[RECORDS SHOWN start]

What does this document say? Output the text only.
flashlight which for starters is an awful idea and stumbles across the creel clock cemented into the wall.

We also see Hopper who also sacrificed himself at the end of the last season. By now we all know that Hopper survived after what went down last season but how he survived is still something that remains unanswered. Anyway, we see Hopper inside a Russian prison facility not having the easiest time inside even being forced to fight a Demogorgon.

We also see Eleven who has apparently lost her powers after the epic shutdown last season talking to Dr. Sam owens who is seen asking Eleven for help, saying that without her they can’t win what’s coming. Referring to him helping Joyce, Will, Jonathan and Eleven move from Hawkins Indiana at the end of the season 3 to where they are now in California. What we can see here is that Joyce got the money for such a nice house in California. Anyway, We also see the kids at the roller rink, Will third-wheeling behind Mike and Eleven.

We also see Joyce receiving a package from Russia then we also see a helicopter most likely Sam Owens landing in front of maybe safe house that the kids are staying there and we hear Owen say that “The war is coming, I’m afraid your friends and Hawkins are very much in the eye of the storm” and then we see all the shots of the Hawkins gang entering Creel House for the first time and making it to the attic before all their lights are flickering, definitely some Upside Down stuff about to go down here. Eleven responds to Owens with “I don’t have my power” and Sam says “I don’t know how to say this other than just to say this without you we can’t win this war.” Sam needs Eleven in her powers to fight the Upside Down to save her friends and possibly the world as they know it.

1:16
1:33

[RECORDS SHOWN end]

▸ **WHAT YOU NEED TO DO**
Filter the records, keeping only lines that contain "Anyway", and show those lines.

▸ **TASK OUTPUT**
We also see Hopper who also sacrificed himself at the end of the last season. By now we all know that Hopper survived after what went down last season but how he survived is still something that remains unanswered. Anyway, we see Hopper inside a Russian prison facility not having the easiest time inside even being forced to fight a Demogorgon.
We also see Eleven who has apparently lost her powers after the epic shutdown last season talking to Dr. Sam owens who is seen asking Eleven for help, saying that without her they can’t win what’s coming. Referring to him helping Joyce, Will, Jonathan and Eleven move from Hawkins Indiana at the end of the season 3 to where they are now in California. What we can see here is that Joyce got the money for such a nice house in California. Anyway, We also see the kids at the roller rink, Will third-wheeling behind Mike and Eleven.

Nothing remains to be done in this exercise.